STATED EXERCISE
Take the line that contains "What text is on this page?" and every line after it in the material below, and quote them exactly.

DATASET CONTENT
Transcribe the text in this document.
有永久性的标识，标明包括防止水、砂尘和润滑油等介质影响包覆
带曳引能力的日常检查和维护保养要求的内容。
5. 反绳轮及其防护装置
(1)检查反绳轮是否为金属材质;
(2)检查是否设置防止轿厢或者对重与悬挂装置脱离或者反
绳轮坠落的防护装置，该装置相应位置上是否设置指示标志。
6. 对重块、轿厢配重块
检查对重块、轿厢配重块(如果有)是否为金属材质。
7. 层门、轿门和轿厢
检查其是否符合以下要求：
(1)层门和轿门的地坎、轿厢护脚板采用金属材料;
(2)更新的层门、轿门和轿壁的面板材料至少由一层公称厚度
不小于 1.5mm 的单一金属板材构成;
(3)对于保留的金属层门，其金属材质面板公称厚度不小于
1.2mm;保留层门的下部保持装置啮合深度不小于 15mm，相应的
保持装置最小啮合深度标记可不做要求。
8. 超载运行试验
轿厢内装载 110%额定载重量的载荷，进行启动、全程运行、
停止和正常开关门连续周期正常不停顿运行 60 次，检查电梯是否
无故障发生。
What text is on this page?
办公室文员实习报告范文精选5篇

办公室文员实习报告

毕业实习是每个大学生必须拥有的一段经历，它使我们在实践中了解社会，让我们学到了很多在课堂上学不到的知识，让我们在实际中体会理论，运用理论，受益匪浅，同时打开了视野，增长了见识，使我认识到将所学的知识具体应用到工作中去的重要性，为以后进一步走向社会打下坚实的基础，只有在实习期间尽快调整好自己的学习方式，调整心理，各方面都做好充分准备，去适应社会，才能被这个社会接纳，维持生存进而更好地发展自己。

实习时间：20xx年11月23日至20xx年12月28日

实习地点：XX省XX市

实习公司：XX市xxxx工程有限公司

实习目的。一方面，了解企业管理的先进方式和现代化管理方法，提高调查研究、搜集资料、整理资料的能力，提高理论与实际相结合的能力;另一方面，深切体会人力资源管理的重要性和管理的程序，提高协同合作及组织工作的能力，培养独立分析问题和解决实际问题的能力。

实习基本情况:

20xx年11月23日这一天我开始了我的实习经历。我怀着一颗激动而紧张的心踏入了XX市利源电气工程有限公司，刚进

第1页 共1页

ANSWER BELOW
What text is on this page?
办公室文员实习报告范文精选5篇

办公室文员实习报告

毕业实习是每个大学生必须拥有的一段经历，它使我们在实践中了解社会，让我们学到了很多在课堂上学不到的知识，让我们在实际中体会理论，运用理论，受益匪浅，同时打开了视野，增长了见识，使我认识到将所学的知识具体应用到工作中去的重要性，为以后进一步走向社会打下坚实的基础，只有在实习期间尽快调整好自己的学习方式，调整心理，各方面都做好充分准备，去适应社会，才能被这个社会接纳，维持生存进而更好地发展自己。

实习时间：20xx年11月23日至20xx年12月28日

实习地点：XX省XX市

实习公司：XX市xxxx工程有限公司

实习目的。一方面，了解企业管理的先进方式和现代化管理方法，提高调查研究、搜集资料、整理资料的能力，提高理论与实际相结合的能力;另一方面，深切体会人力资源管理的重要性和管理的程序，提高协同合作及组织工作的能力，培养独立分析问题和解决实际问题的能力。

实习基本情况:

20xx年11月23日这一天我开始了我的实习经历。我怀着一颗激动而紧张的心踏入了XX市利源电气工程有限公司，刚进

第1页 共1页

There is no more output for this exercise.